# [Written task]
The data below needs to be returned exactly, line for line.

# [Data shown]
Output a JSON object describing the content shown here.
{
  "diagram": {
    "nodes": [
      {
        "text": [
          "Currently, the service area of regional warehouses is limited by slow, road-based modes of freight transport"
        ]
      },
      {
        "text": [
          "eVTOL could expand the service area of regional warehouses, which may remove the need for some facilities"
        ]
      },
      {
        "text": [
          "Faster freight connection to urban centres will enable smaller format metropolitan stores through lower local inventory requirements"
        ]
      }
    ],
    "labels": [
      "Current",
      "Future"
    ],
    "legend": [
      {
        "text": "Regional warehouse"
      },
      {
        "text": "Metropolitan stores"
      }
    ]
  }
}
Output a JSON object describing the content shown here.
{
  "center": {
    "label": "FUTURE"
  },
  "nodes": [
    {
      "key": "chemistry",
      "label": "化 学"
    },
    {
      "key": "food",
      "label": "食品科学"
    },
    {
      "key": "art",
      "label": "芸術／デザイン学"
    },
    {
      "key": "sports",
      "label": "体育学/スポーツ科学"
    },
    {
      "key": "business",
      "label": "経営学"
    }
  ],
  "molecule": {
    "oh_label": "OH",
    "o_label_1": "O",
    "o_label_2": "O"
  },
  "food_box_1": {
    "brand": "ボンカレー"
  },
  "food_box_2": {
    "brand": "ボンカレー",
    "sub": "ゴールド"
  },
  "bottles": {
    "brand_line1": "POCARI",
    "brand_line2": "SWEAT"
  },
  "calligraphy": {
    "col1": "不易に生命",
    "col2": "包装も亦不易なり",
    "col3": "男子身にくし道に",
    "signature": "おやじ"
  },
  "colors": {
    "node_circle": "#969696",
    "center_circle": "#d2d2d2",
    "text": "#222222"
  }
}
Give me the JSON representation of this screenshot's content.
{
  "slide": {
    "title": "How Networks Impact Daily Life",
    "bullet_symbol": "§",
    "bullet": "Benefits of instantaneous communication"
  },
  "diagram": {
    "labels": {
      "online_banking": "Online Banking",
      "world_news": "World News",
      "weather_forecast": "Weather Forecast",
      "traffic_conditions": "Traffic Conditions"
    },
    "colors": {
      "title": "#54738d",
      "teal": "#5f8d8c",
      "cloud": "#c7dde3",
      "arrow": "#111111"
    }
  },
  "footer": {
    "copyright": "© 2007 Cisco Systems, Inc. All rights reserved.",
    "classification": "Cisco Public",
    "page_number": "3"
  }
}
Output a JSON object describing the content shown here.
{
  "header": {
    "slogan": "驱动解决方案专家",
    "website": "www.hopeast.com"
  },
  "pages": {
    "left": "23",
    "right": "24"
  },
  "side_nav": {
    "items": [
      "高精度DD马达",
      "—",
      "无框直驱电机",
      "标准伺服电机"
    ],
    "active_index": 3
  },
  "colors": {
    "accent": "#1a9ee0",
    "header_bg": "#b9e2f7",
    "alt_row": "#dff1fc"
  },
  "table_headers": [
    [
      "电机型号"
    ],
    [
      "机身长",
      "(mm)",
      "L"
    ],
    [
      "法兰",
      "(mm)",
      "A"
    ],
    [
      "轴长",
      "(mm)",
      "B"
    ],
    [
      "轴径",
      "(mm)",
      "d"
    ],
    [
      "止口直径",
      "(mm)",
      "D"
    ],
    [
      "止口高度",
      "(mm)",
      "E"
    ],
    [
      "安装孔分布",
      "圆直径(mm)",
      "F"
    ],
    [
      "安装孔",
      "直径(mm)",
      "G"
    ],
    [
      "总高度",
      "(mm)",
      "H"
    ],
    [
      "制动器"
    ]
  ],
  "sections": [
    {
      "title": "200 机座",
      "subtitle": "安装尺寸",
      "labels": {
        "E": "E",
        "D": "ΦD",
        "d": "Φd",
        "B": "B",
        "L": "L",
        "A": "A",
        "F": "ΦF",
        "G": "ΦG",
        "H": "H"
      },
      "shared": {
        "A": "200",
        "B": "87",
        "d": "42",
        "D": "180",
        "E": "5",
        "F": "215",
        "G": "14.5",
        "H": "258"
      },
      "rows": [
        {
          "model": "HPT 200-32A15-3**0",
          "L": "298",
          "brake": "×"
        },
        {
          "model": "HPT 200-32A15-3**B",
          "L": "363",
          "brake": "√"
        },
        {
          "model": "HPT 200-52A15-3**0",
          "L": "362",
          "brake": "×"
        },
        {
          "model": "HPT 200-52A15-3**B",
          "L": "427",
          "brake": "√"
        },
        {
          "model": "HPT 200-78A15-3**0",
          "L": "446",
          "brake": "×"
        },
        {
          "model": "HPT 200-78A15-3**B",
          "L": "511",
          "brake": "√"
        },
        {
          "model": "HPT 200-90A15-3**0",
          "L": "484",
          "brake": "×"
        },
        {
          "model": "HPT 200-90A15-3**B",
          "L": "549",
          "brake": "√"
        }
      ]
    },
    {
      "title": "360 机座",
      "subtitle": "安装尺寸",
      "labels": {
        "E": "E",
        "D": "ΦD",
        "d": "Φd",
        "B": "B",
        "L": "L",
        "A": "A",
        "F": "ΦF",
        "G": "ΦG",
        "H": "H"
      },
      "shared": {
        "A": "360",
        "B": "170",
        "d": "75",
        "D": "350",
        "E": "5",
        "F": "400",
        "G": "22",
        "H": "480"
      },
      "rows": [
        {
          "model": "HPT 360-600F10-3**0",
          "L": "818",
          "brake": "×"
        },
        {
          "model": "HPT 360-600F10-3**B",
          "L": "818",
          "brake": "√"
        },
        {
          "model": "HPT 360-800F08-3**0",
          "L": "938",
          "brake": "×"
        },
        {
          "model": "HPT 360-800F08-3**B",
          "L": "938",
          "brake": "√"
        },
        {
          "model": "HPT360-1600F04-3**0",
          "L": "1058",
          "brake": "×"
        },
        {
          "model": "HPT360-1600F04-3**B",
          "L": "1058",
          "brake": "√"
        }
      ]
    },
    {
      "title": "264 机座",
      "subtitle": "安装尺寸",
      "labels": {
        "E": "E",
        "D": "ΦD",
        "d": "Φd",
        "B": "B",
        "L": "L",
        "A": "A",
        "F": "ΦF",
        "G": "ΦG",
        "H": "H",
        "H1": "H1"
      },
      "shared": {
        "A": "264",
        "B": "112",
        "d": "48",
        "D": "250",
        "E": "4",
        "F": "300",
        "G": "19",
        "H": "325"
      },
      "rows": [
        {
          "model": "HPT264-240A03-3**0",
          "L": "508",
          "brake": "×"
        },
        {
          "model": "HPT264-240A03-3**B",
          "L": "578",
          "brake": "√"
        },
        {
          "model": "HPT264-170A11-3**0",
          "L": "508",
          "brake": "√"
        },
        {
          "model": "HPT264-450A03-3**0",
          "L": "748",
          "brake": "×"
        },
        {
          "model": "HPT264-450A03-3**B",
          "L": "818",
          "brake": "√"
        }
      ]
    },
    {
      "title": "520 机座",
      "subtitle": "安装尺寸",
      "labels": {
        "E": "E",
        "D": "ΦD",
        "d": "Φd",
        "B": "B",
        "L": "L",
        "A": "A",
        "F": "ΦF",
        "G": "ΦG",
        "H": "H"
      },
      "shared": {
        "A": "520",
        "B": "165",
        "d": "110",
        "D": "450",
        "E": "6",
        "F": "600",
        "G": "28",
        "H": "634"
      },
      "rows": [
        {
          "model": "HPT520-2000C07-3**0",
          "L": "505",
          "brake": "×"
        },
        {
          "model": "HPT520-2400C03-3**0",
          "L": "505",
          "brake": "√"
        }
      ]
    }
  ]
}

# [Answer to this exercise]
Output a JSON object describing the content shown here.
{
  "diagram": {
    "nodes": [
      {
        "text": [
          "Currently, the service area of regional warehouses is limited by slow, road-based modes of freight transport"
        ]
      },
      {
        "text": [
          "eVTOL could expand the service area of regional warehouses, which may remove the need for some facilities"
        ]
      },
      {
        "text": [
          "Faster freight connection to urban centres will enable smaller format metropolitan stores through lower local inventory requirements"
        ]
      }
    ],
    "labels": [
      "Current",
      "Future"
    ],
    "legend": [
      {
        "text": "Regional warehouse"
      },
      {
        "text": "Metropolitan stores"
      }
    ]
  }
}
Output a JSON object describing the content shown here.
{
  "center": {
    "label": "FUTURE"
  },
  "nodes": [
    {
      "key": "chemistry",
      "label": "化 学"
    },
    {
      "key": "food",
      "label": "食品科学"
    },
    {
      "key": "art",
      "label": "芸術／デザイン学"
    },
    {
      "key": "sports",
      "label": "体育学/スポーツ科学"
    },
    {
      "key": "business",
      "label": "経営学"
    }
  ],
  "molecule": {
    "oh_label": "OH",
    "o_label_1": "O",
    "o_label_2": "O"
  },
  "food_box_1": {
    "brand": "ボンカレー"
  },
  "food_box_2": {
    "brand": "ボンカレー",
    "sub": "ゴールド"
  },
  "bottles": {
    "brand_line1": "POCARI",
    "brand_line2": "SWEAT"
  },
  "calligraphy": {
    "col1": "不易に生命",
    "col2": "包装も亦不易なり",
    "col3": "男子身にくし道に",
    "signature": "おやじ"
  },
  "colors": {
    "node_circle": "#969696",
    "center_circle": "#d2d2d2",
    "text": "#222222"
  }
}
Give me the JSON representation of this screenshot's content.
{
  "slide": {
    "title": "How Networks Impact Daily Life",
    "bullet_symbol": "§",
    "bullet": "Benefits of instantaneous communication"
  },
  "diagram": {
    "labels": {
      "online_banking": "Online Banking",
      "world_news": "World News",
      "weather_forecast": "Weather Forecast",
      "traffic_conditions": "Traffic Conditions"
    },
    "colors": {
      "title": "#54738d",
      "teal": "#5f8d8c",
      "cloud": "#c7dde3",
      "arrow": "#111111"
    }
  },
  "footer": {
    "copyright": "© 2007 Cisco Systems, Inc. All rights reserved.",
    "classification": "Cisco Public",
    "page_number": "3"
  }
}
Output a JSON object describing the content shown here.
{
  "header": {
    "slogan": "驱动解决方案专家",
    "website": "www.hopeast.com"
  },
  "pages": {
    "left": "23",
    "right": "24"
  },
  "side_nav": {
    "items": [
      "高精度DD马达",
      "—",
      "无框直驱电机",
      "标准伺服电机"
    ],
    "active_index": 3
  },
  "colors": {
    "accent": "#1a9ee0",
    "header_bg": "#b9e2f7",
    "alt_row": "#dff1fc"
  },
  "table_headers": [
    [
      "电机型号"
    ],
    [
      "机身长",
      "(mm)",
      "L"
    ],
    [
      "法兰",
      "(mm)",
      "A"
    ],
    [
      "轴长",
      "(mm)",
      "B"
    ],
    [
      "轴径",
      "(mm)",
      "d"
    ],
    [
      "止口直径",
      "(mm)",
      "D"
    ],
    [
      "止口高度",
      "(mm)",
      "E"
    ],
    [
      "安装孔分布",
      "圆直径(mm)",
      "F"
    ],
    [
      "安装孔",
      "直径(mm)",
      "G"
    ],
    [
      "总高度",
      "(mm)",
      "H"
    ],
    [
      "制动器"
    ]
  ],
  "sections": [
    {
      "title": "200 机座",
      "subtitle": "安装尺寸",
      "labels": {
        "E": "E",
        "D": "ΦD",
        "d": "Φd",
        "B": "B",
        "L": "L",
        "A": "A",
        "F": "ΦF",
        "G": "ΦG",
        "H": "H"
      },
      "shared": {
        "A": "200",
        "B": "87",
        "d": "42",
        "D": "180",
        "E": "5",
        "F": "215",
        "G": "14.5",
        "H": "258"
      },
      "rows": [
        {
          "model": "HPT 200-32A15-3**0",
          "L": "298",
          "brake": "×"
        },
        {
          "model": "HPT 200-32A15-3**B",
          "L": "363",
          "brake": "√"
        },
        {
          "model": "HPT 200-52A15-3**0",
          "L": "362",
          "brake": "×"
        },
        {
          "model": "HPT 200-52A15-3**B",
          "L": "427",
          "brake": "√"
        },
        {
          "model": "HPT 200-78A15-3**0",
          "L": "446",
          "brake": "×"
        },
        {
          "model": "HPT 200-78A15-3**B",
          "L": "511",
          "brake": "√"
        },
        {
          "model": "HPT 200-90A15-3**0",
          "L": "484",
          "brake": "×"
        },
        {
          "model": "HPT 200-90A15-3**B",
          "L": "549",
          "brake": "√"
        }
      ]
    },
    {
      "title": "360 机座",
      "subtitle": "安装尺寸",
      "labels": {
        "E": "E",
        "D": "ΦD",
        "d": "Φd",
        "B": "B",
        "L": "L",
        "A": "A",
        "F": "ΦF",
        "G": "ΦG",
        "H": "H"
      },
      "shared": {
        "A": "360",
        "B": "170",
        "d": "75",
        "D": "350",
        "E": "5",
        "F": "400",
        "G": "22",
        "H": "480"
      },
      "rows": [
        {
          "model": "HPT 360-600F10-3**0",
          "L": "818",
          "brake": "×"
        },
        {
          "model": "HPT 360-600F10-3**B",
          "L": "818",
          "brake": "√"
        },
        {
          "model": "HPT 360-800F08-3**0",
          "L": "938",
          "brake": "×"
        },
        {
          "model": "HPT 360-800F08-3**B",
          "L": "938",
          "brake": "√"
        },
        {
          "model": "HPT360-1600F04-3**0",
          "L": "1058",
          "brake": "×"
        },
        {
          "model": "HPT360-1600F04-3**B",
          "L": "1058",
          "brake": "√"
        }
      ]
    },
    {
      "title": "264 机座",
      "subtitle": "安装尺寸",
      "labels": {
        "E": "E",
        "D": "ΦD",
        "d": "Φd",
        "B": "B",
        "L": "L",
        "A": "A",
        "F": "ΦF",
        "G": "ΦG",
        "H": "H",
        "H1": "H1"
      },
      "shared": {
        "A": "264",
        "B": "112",
        "d": "48",
        "D": "250",
        "E": "4",
        "F": "300",
        "G": "19",
        "H": "325"
      },
      "rows": [
        {
          "model": "HPT264-240A03-3**0",
          "L": "508",
          "brake": "×"
        },
        {
          "model": "HPT264-240A03-3**B",
          "L": "578",
          "brake": "√"
        },
        {
          "model": "HPT264-170A11-3**0",
          "L": "508",
          "brake": "√"
        },
        {
          "model": "HPT264-450A03-3**0",
          "L": "748",
          "brake": "×"
        },
        {
          "model": "HPT264-450A03-3**B",
          "L": "818",
          "brake": "√"
        }
      ]
    },
    {
      "title": "520 机座",
      "subtitle": "安装尺寸",
      "labels": {
        "E": "E",
        "D": "ΦD",
        "d": "Φd",
        "B": "B",
        "L": "L",
        "A": "A",
        "F": "ΦF",
        "G": "ΦG",
        "H": "H"
      },
      "shared": {
        "A": "520",
        "B": "165",
        "d": "110",
        "D": "450",
        "E": "6",
        "F": "600",
        "G": "28",
        "H": "634"
      },
      "rows": [
        {
          "model": "HPT520-2000C07-3**0",
          "L": "505",
          "brake": "×"
        },
        {
          "model": "HPT520-2400C03-3**0",
          "L": "505",
          "brake": "√"
        }
      ]
    }
  ]
}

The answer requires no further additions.